= Texte présenté =
Belote et rebelote

2016/04/12 | Par Michel Rioux

Chez un tailleur de pierres
Où je l’ai rencontré
Il faisait prendre ses mesures
Pour la postérité

- Jacques Prévert

Il y a de cela un certain nombre d’années, au moment où Victor-Lévy Beaulieu publiait LA REINE-NÈGRE et autres textes vaguement polémiques, j’avais commis dans ce journal un texte portant le titre La Reine de carreaux. Il y était question d’une petite vice-reine d’opérette, Michaëlle Jean, ci-devant gouverneure générale du Canada et, à ce titre, préposée à faire le ménage et à frotter les carreaux fédéraux à Ottawa, en lieu et place d’Élisabeth la seconde.

Elle parlait d’elle à la troisième personne. Le journal Libération l’avait présentée comme un heureux mélange de Lady Di et de Nelson Mandela. Harper l’avait inscrite dans la lignée de Samuel de Champlain, rien de moins. Comment garder la tête froide face à pareilles billevesées ?

Elle n’avait pas su la garder froide, sa tête. En octobre 2005, à l’occasion d’un banquet de la tribune de la presse, elle avait lancée, devançant en cela les recettes pompettes télévisées : « Ce soir, les autres, on s’en fout ! Je vais faire une folle de moi. »

Visiblement, elle avait atteint son objectif, à un point tel que sa propre sœur s’en était émue le lendemain, en s’adressant à sa Grandeur pour lui reprocher de s’être aventurée en terrain politique: « Se moquer aussi subtilement de tous ceux et de toutes celles qui aspirent à faire du Québec un pays souverain, n’y a-t-il pas là une intention politique à peine dissimulés ? »

C’était une soirée d’octobre. Cela n’en fit pas pour autant un évènement…

Mais son penchant pour les ors de la Couronne, les paillettes et tout le clinquant qui fait qu’on remplace par l’avoir ce qui nous manque comme être lui avait fait renier, comme à son prince consort d’ailleurs, quelques convictions visiblement fragiles par eux partagées.

Un documentaire tourné en 1991 par Jean-Daniel Lafont, La manière nègre, la présentait en compagnie de poètes engagés dans la lutte pour l’indépendance, les Chamberland, Godin, Ferretti, Vallières, Laferrière et autres, levant leurs verres «  à l’indépendance et aux indépendances ».

À l’époque où elle faisait la folle à Ottawa, les rumeurs portant sur ses goûts somptuaires couraient. Cela s’appellerait tomber en transe canadienne, à ce qu’on dit.

Belote et rebelote.

Sa Grandeur remet ça ces jours-ci. Après avoir été élue à la tête de l’Organisation internationale de la francophonie grâce aux fonds publics gracieusement fournis par Ottawa, Québec et l’université d’Ottawa, on apprenait récemment que le goût du luxe ne l’aurait pas quittée, loin de là ! 65 000 $ pour un séjour au Waldorf Astoria de New York, 20 000 $ pour un piano à queue dans sa résidence.

= Tâches à réaliser =
1/ Réécrivez le passage de la chronique qui commence aux mots « Chez un tailleur » et s'arrête après « d’Élisabeth la seconde. », en remplaçant « tailleur de pierres » par « marbrier ».
2/ Répondez à ces questions d'après la chronique :
(a) En quelle année Jean-Daniel Lafont a-t-il tourné le documentaire La manière nègre ?
(b) À quel mélange de personnalités le journal Libération avait-il comparé Michaëlle Jean ?
(c) Quelle somme est mentionnée pour un séjour au Waldorf Astoria de New York ?
Répondez en vous appuyant uniquement sur la chronique.

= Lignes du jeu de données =

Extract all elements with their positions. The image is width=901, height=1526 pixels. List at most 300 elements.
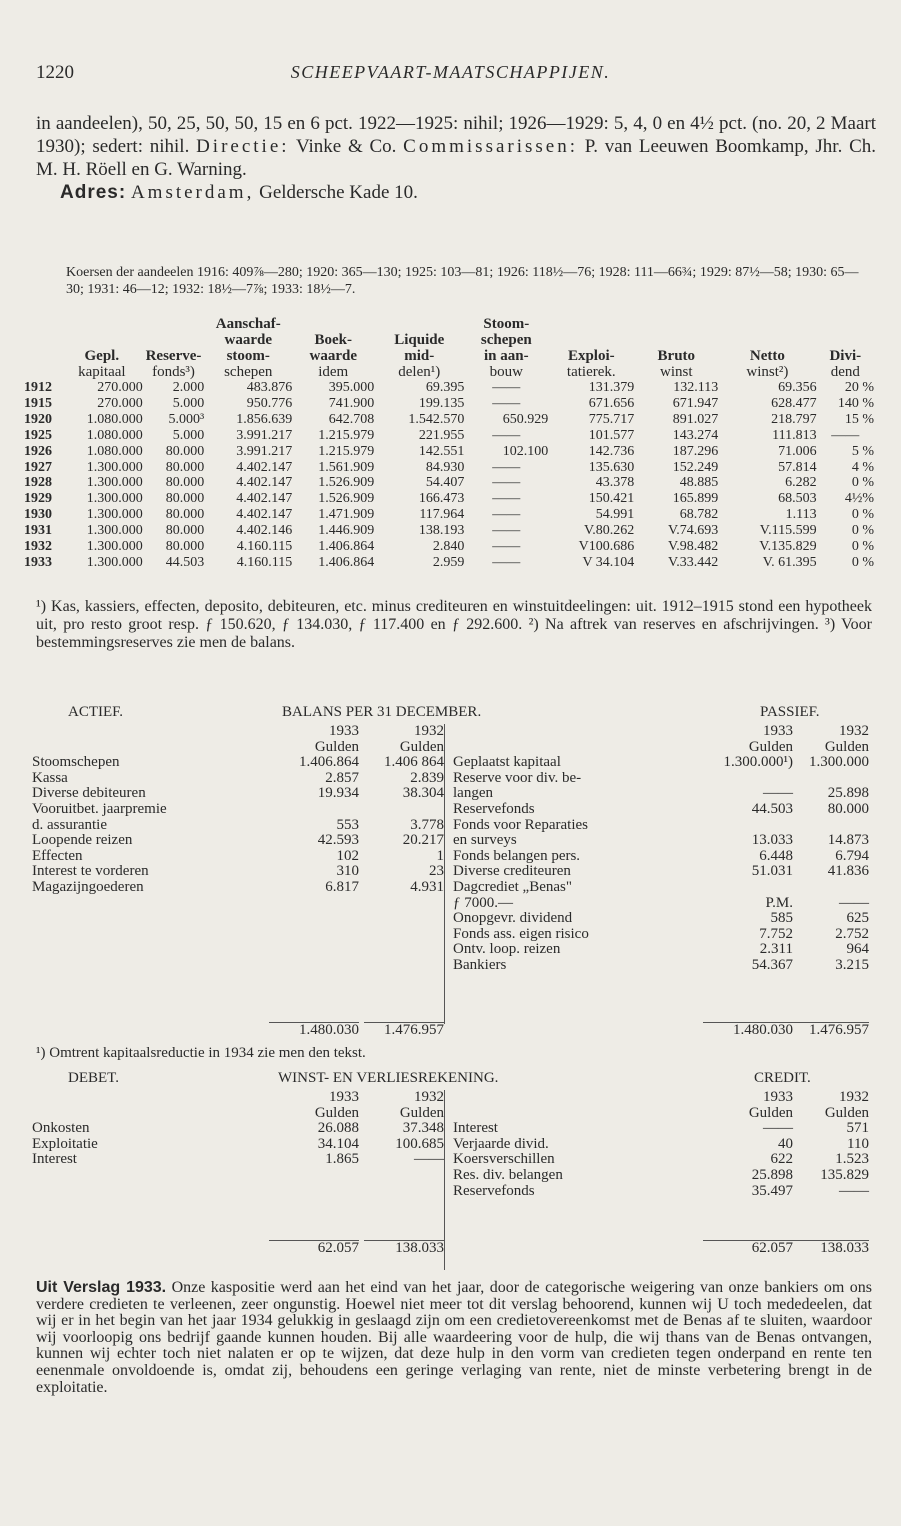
table-cell: 57.814: [778, 459, 817, 475]
column-subheader: dend: [830, 364, 860, 380]
value-1933: 1.865: [325, 1151, 359, 1168]
item-label: Loopende reizen: [32, 832, 133, 849]
table-cell: 1.526.909: [318, 491, 375, 507]
credit-label: CREDIT.: [754, 1070, 811, 1086]
column-subheader: winst: [660, 364, 693, 380]
table-cell: 891.027: [672, 411, 719, 427]
year-cell: 1929: [24, 491, 52, 507]
table-cell: 270.000: [97, 395, 143, 411]
item-label: Kassa: [32, 769, 68, 786]
item-label: Diverse crediteuren: [453, 863, 571, 880]
table-row: [24, 507, 874, 523]
value-1932: 80.000: [827, 800, 869, 817]
item-label: Koersverschillen: [453, 1151, 555, 1168]
balance-title: BALANS PER 31 DECEMBER.: [282, 704, 482, 720]
table-cell: 140 %: [837, 395, 874, 411]
koersen-paragraph: Koersen der aandeelen 1916: 409⅞—280; 1920: 365—130; 1925: 103—81; 1926: 118½—76; 1928: 111—66¾; 1929: 87½—58; 1930: 65—30; 1931: 46—12; 1932: 18½—7⅞; 1933: 18½—7.: [66, 265, 859, 297]
value-1932: 20.217: [402, 832, 444, 849]
column-subheader: fonds³): [152, 364, 195, 380]
year-header-row: [445, 1090, 873, 1106]
table-cell: 80.000: [165, 507, 205, 523]
value-1933: 25.898: [751, 1166, 793, 1183]
value-1933: 13.033: [751, 832, 793, 849]
table-cell: V 34.104: [582, 554, 635, 570]
value-1933: 51.031: [751, 863, 793, 880]
table-cell: 143.274: [672, 427, 719, 443]
table-cell: 69.395: [425, 380, 465, 395]
table-row: [24, 380, 874, 396]
item-label: Bankiers: [453, 956, 507, 973]
actief-label: ACTIEF.: [68, 704, 124, 720]
debet-label: DEBET.: [68, 1070, 119, 1086]
table-row: [24, 428, 874, 444]
value-1933: 553: [336, 816, 359, 833]
table-cell: 950.776: [246, 395, 293, 411]
list-item: [445, 833, 873, 849]
unit-header-row: [445, 740, 873, 756]
table-cell: 0 %: [851, 523, 874, 539]
year-header-row: [445, 724, 873, 740]
item-label: Interest: [453, 1120, 498, 1137]
table-cell: 5 %: [851, 443, 874, 459]
year-header-row: [32, 724, 444, 740]
total-1933: 1.480.030: [703, 1022, 793, 1039]
table-cell: 4.402.147: [236, 491, 293, 507]
value-1932: 571: [846, 1120, 869, 1137]
table-cell: 138.193: [418, 523, 465, 539]
table-cell: V.115.599: [759, 523, 817, 539]
table-cell: 80.000: [165, 475, 205, 491]
table-cell: 165.899: [672, 491, 719, 507]
table-cell: 1.300.000: [86, 539, 143, 555]
value-1933: 7.752: [759, 925, 793, 942]
list-item: [32, 1152, 444, 1168]
table-row: [24, 539, 874, 555]
list-item: [445, 771, 873, 787]
list-item: [32, 864, 444, 880]
item-label: Interest: [32, 1151, 77, 1168]
list-item: [445, 802, 873, 818]
table-cell: 1.300.000: [86, 491, 143, 507]
table-cell: 642.708: [328, 411, 375, 427]
balance-note: ¹) Omtrent kapitaalsreductie in 1934 zie men den tekst.: [36, 1045, 366, 1061]
table-row: [24, 396, 874, 412]
table-cell: 54.991: [595, 507, 635, 523]
value-1933: 1.300.000¹): [723, 754, 793, 771]
profit-loss-heading: [32, 1070, 872, 1090]
item-label: Stoomschepen: [32, 754, 120, 771]
total-1933: 62.057: [703, 1240, 793, 1257]
table-cell: 142.736: [588, 443, 635, 459]
table-row: [24, 475, 874, 491]
value-1932: 3.215: [835, 956, 869, 973]
value-1933: 40: [778, 1135, 793, 1152]
table-cell: 221.955: [418, 427, 465, 443]
item-label: Verjaarde divid.: [453, 1135, 549, 1152]
unit-gulden: Gulden: [399, 738, 444, 755]
table-cell: 1.446.909: [318, 523, 375, 539]
table-cell: 671.947: [672, 395, 719, 411]
list-item: [445, 896, 873, 912]
table-cell: 2.000: [172, 380, 205, 395]
value-1932: ——: [414, 1151, 444, 1168]
value-1933: 310: [336, 863, 359, 880]
year-1932: 1932: [414, 1089, 444, 1105]
value-1933: 585: [770, 910, 793, 927]
year-cell: 1928: [24, 475, 52, 491]
list-item: [32, 833, 444, 849]
table-row: [24, 523, 874, 539]
table-cell: 131.379: [588, 380, 635, 395]
table-cell: 135.630: [588, 459, 635, 475]
item-label: Diverse debiteuren: [32, 785, 146, 802]
table-cell: 0 %: [851, 539, 874, 555]
table-cell: 0 %: [851, 475, 874, 491]
directie-label: Directie:: [196, 136, 290, 157]
table-cell: ——: [492, 539, 521, 555]
list-item: [445, 1184, 873, 1200]
item-label: Reservefonds: [453, 1182, 535, 1199]
table-cell: 1.471.909: [318, 507, 375, 523]
balance-left: [32, 723, 444, 1038]
table-cell: 1.215.979: [318, 443, 375, 459]
table-cell: V100.686: [578, 539, 635, 555]
value-1932: 2.839: [410, 769, 444, 786]
table-cell: 20 %: [844, 380, 874, 395]
intro-paragraph: [36, 112, 876, 204]
value-1932: 1: [436, 847, 444, 864]
verslag-text: Onze kaspositie werd aan het eind van het jaar, door de categorische weigering van onze bankiers om ons verdere credieten te verleenen, zeer ongunstig. Hoewel niet meer tot dit verslag behoorend, kunnen wij U toch mededeelen, dat wij er in het begin van het jaar 1934 gelukkig in geslaagd zijn om een credietovereenkomst met de Benas af te sluiten, waardoor wij voorloopig ons bedrijf gaande kunnen houden. Bij alle waardeering voor de hulp, die wij thans van de Benas ontvangen, kunnen wij echter toch niet nalaten er op te wijzen, dat deze hulp in den vorm van credieten tegen onderpand en rente ten eenenmale onvoldoende is, omdat zij, behoudens een geringe verlaging van rente, niet de minste verbetering brengt in de exploitatie.: [36, 1279, 873, 1396]
table-cell: 671.656: [588, 395, 635, 411]
year-cell: 1926: [24, 443, 52, 459]
total-1932: 1.476.957: [793, 1022, 869, 1039]
page-header: [36, 62, 865, 88]
list-item: [445, 1121, 873, 1137]
table-cell: ——: [492, 475, 521, 491]
value-1933: 54.367: [751, 956, 793, 973]
list-item: [445, 1168, 873, 1184]
table-cell: 54.407: [425, 475, 465, 491]
table-cell: 142.551: [418, 443, 465, 459]
value-1932: 41.836: [827, 863, 869, 880]
year-cell: 1927: [24, 459, 52, 475]
year-1933: 1933: [763, 1089, 793, 1105]
table-cell: ——: [492, 427, 521, 443]
year-cell: 1933: [24, 554, 52, 570]
year-1932: 1932: [414, 723, 444, 739]
table-cell: 218.797: [771, 411, 817, 427]
unit-gulden: Gulden: [314, 1104, 359, 1121]
total-1933: 62.057: [269, 1240, 359, 1257]
value-1932: 625: [846, 910, 869, 927]
table-cell: 102.100: [502, 443, 549, 459]
table-cell: 4.160.115: [236, 554, 293, 570]
table-cell: 132.113: [673, 380, 719, 395]
value-1933: 42.593: [317, 832, 359, 849]
table-cell: 628.477: [771, 395, 817, 411]
value-1933: 6.448: [759, 847, 793, 864]
table-cell: 80.000: [165, 459, 205, 475]
table-cell: 1.300.000: [86, 523, 143, 539]
value-1933: ——: [763, 785, 793, 802]
item-label: langen: [453, 785, 493, 802]
table-cell: ——: [492, 491, 521, 507]
year-cell: 1920: [24, 411, 52, 427]
table-cell: 187.296: [672, 443, 719, 459]
table-cell: V.135.829: [759, 539, 817, 555]
value-1933: 35.497: [751, 1182, 793, 1199]
item-label: Vooruitbet. jaarpremie: [32, 800, 167, 817]
table-cell: 68.503: [778, 491, 817, 507]
intro-text-3: P. van Leeuwen Boomkamp, Jhr. Ch. M. H. Röell en G. Warning.: [36, 136, 877, 180]
unit-gulden: Gulden: [399, 1104, 444, 1121]
unit-header-row: [32, 1106, 444, 1122]
value-1933: 2.857: [325, 769, 359, 786]
column-subheader: delen¹): [398, 364, 441, 380]
column-header: Exploi- tatierek.: [548, 316, 634, 380]
table-cell: 4 %: [851, 459, 874, 475]
unit-gulden: Gulden: [314, 738, 359, 755]
table-cell: V.33.442: [667, 554, 719, 570]
column-header: Stoom- schepen in aan- bouw: [464, 316, 548, 380]
table-row: [24, 460, 874, 476]
list-item: [445, 786, 873, 802]
table-cell: 80.000: [165, 443, 205, 459]
column-subheader: tatierek.: [566, 364, 616, 380]
table-cell: 4.402.146: [236, 523, 293, 539]
table-cell: 117.964: [419, 507, 465, 523]
table-cell: 4.402.147: [236, 507, 293, 523]
list-item: [445, 818, 873, 834]
table-cell: 150.421: [588, 491, 635, 507]
table-cell: 2.959: [432, 554, 465, 570]
item-label: Geplaatst kapitaal: [453, 754, 561, 771]
table-cell: 48.885: [679, 475, 719, 491]
table-cell: 270.000: [97, 380, 143, 395]
item-label: Dagcrediet „Benas": [453, 878, 572, 895]
table-cell: 775.717: [588, 411, 635, 427]
value-1933: 44.503: [751, 800, 793, 817]
unit-header-row: [32, 740, 444, 756]
table-cell: 68.782: [679, 507, 719, 523]
item-label: Interest te vorderen: [32, 863, 149, 880]
total-1933: 1.480.030: [269, 1022, 359, 1039]
table-cell: 43.378: [595, 475, 635, 491]
table-cell: 44.503: [165, 554, 205, 570]
table-cell: 71.006: [778, 443, 817, 459]
table-cell: 1.113: [785, 507, 817, 523]
table-cell: 1.300.000: [86, 459, 143, 475]
total-row: [32, 1022, 444, 1038]
profit-loss-right: [444, 1090, 873, 1270]
unit-gulden: Gulden: [824, 738, 869, 755]
table-cell: ——: [492, 554, 521, 570]
year-cell: 1915: [24, 395, 52, 411]
value-1932: 1.406 864: [384, 754, 444, 771]
list-item: [445, 755, 873, 771]
commissarissen-label: Commissarissen:: [403, 136, 579, 157]
item-label: Magazijngoederen: [32, 878, 144, 895]
value-1932: 100.685: [395, 1135, 444, 1152]
table-cell: V.80.262: [583, 523, 635, 539]
column-header: Bruto winst: [634, 316, 718, 380]
column-subheader: idem: [318, 364, 349, 380]
table-cell: 80.000: [165, 539, 205, 555]
list-item: [445, 942, 873, 958]
intro-text-1: in aandeelen), 50, 25, 50, 50, 15 en 6 pct. 1922—1925: nihil; 1926—1929: 5, 4, 0 en 4½ pct. (no. 20, 2 Maart 1930); sedert: nihil.: [36, 113, 876, 157]
total-1932: 138.033: [364, 1240, 444, 1257]
column-header: Aanschaf- waarde stoom- schepen: [204, 316, 292, 380]
item-label: ƒ 7000.—: [453, 894, 513, 911]
total-1932: 1.476.957: [364, 1022, 444, 1039]
table-cell: 3.991.217: [236, 427, 293, 443]
value-1932: 14.873: [827, 832, 869, 849]
table-cell: ——: [492, 523, 521, 539]
column-subheader: bouw: [489, 364, 523, 380]
list-item: [32, 1121, 444, 1137]
year-1932: 1932: [839, 1089, 869, 1105]
table-cell: ——: [831, 427, 860, 443]
table-cell: 1.300.000: [86, 475, 143, 491]
adres-city: Amsterdam,: [130, 182, 255, 203]
table-cell: 166.473: [418, 491, 465, 507]
item-label: Onkosten: [32, 1120, 90, 1137]
table-cell: 650.929: [502, 411, 549, 427]
table-cell: 4.402.147: [236, 475, 293, 491]
table-cell: 15 %: [844, 411, 874, 427]
value-1933: ——: [763, 1120, 793, 1137]
value-1932: 1.523: [835, 1151, 869, 1168]
table-row: [24, 555, 874, 571]
year-cell: 1925: [24, 427, 52, 443]
list-item: [445, 880, 873, 896]
table-cell: 80.000: [165, 491, 205, 507]
table-cell: 1.856.639: [236, 411, 293, 427]
year-1932: 1932: [839, 723, 869, 739]
table-cell: 0 %: [851, 507, 874, 523]
table-cell: ——: [492, 395, 521, 411]
column-header: Reserve- fonds³): [143, 316, 204, 380]
table-cell: ——: [492, 507, 521, 523]
value-1933: 26.088: [317, 1120, 359, 1137]
table-cell: 3.991.217: [236, 443, 293, 459]
table-cell: 1.300.000: [86, 507, 143, 523]
passief-label: PASSIEF.: [760, 704, 820, 720]
list-item: [32, 849, 444, 865]
table-cell: 101.577: [588, 427, 635, 443]
intro-text-2: Vinke & Co.: [289, 136, 404, 157]
table-cell: 741.900: [328, 395, 375, 411]
total-row: [445, 1022, 873, 1038]
table-row: [24, 412, 874, 428]
value-1933: 6.817: [325, 878, 359, 895]
total-row: [445, 1240, 873, 1256]
year-cell: 1930: [24, 507, 52, 523]
value-1933: 34.104: [317, 1135, 359, 1152]
value-1932: 25.898: [827, 785, 869, 802]
balance-right: [444, 723, 873, 1038]
column-header: [24, 316, 61, 380]
value-1933: 102: [336, 847, 359, 864]
table-cell: 69.356: [778, 380, 817, 395]
unit-gulden: Gulden: [748, 1104, 793, 1121]
table-cell: 0 %: [851, 554, 874, 570]
value-1932: 3.778: [410, 816, 444, 833]
value-1932: 135.829: [820, 1166, 869, 1183]
table-footnote: ¹) Kas, kassiers, effecten, deposito, debiteuren, etc. minus crediteuren en winstuitdeelingen: uit. 1912–1915 stond een hypotheek uit, pro resto groot resp. ƒ 150.620, ƒ 134.030, ƒ 117.400 en ƒ 292.600. ²) Na aftrek van reserves en afschrijvingen. ³) Voor bestemmingsreserves zie men de balans.: [36, 598, 872, 651]
value-1933: 622: [770, 1151, 793, 1168]
table-cell: 80.000: [165, 523, 205, 539]
year-cell: 1932: [24, 539, 52, 555]
value-1932: 4.931: [410, 878, 444, 895]
table-cell: 152.249: [672, 459, 719, 475]
list-item: [32, 802, 444, 818]
table-cell: 199.135: [418, 395, 465, 411]
table-cell: 4½%: [844, 491, 874, 507]
table-cell: 5.000: [172, 427, 205, 443]
table-cell: 4.402.147: [236, 459, 293, 475]
item-label: Fonds voor Reparaties: [453, 816, 588, 833]
column-header: Boek- waarde idem: [292, 316, 374, 380]
value-1932: 37.348: [402, 1120, 444, 1137]
unit-header-row: [445, 1106, 873, 1122]
table-cell: 395.000: [328, 380, 375, 395]
statistics-table: [24, 316, 874, 571]
table-cell: V.98.482: [667, 539, 719, 555]
value-1933: 1.406.864: [299, 754, 359, 771]
table-cell: 84.930: [425, 459, 465, 475]
table-cell: 111.813: [772, 427, 817, 443]
year-header-row: [32, 1090, 444, 1106]
value-1932: 23: [429, 863, 444, 880]
value-1933: 19.934: [317, 785, 359, 802]
year-cell: 1912: [24, 380, 52, 395]
list-item: [445, 958, 873, 974]
table-cell: 2.840: [432, 539, 465, 555]
list-item: [445, 1152, 873, 1168]
table-cell: 1.526.909: [318, 475, 375, 491]
list-item: [445, 1137, 873, 1153]
total-1932: 138.033: [793, 1240, 869, 1257]
year-1933: 1933: [329, 723, 359, 739]
value-1932: 38.304: [402, 785, 444, 802]
table-cell: 1.080.000: [86, 411, 143, 427]
item-label: Fonds ass. eigen risico: [453, 925, 589, 942]
table-cell: 1.406.864: [318, 539, 375, 555]
table-cell: 1.542.570: [408, 411, 465, 427]
column-header: Gepl. kapitaal: [61, 316, 143, 380]
value-1932: 110: [847, 1135, 869, 1152]
item-label: Ontv. loop. reizen: [453, 941, 561, 958]
item-label: d. assurantie: [32, 816, 107, 833]
adres-street: Geldersche Kade 10.: [254, 182, 418, 203]
adres-label: Adres:: [60, 182, 127, 203]
list-item: [32, 1137, 444, 1153]
table-cell: 1.300.000: [86, 554, 143, 570]
column-subheader: winst²): [746, 364, 789, 380]
table-cell: 483.876: [246, 380, 293, 395]
value-1932: 6.794: [835, 847, 869, 864]
annual-report-excerpt: [36, 1280, 872, 1396]
item-label: Exploitatie: [32, 1135, 98, 1152]
list-item: [32, 755, 444, 771]
column-subheader: kapitaal: [78, 364, 126, 380]
balance-heading: [32, 704, 872, 724]
item-label: Reserve voor div. be-: [453, 769, 582, 786]
year-1933: 1933: [763, 723, 793, 739]
item-label: Res. div. belangen: [453, 1166, 563, 1183]
item-label: Reservefonds: [453, 800, 535, 817]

= Liste des solutions =
1/
Chez un marbrier
Où je l’ai rencontré
Il faisait prendre ses mesures
Pour la postérité

- Jacques Prévert

Il y a de cela un certain nombre d’années, au moment où Victor-Lévy Beaulieu publiait LA REINE-NÈGRE et autres textes vaguement polémiques, j’avais commis dans ce journal un texte portant le titre La Reine de carreaux. Il y était question d’une petite vice-reine d’opérette, Michaëlle Jean, ci-devant gouverneure générale du Canada et, à ce titre, préposée à faire le ménage et à frotter les carreaux fédéraux à Ottawa, en lieu et place d’Élisabeth la seconde.

2/
(a) En 1991.
(b) À un heureux mélange de Lady Di et de Nelson Mandela.
(c) 65 000 $.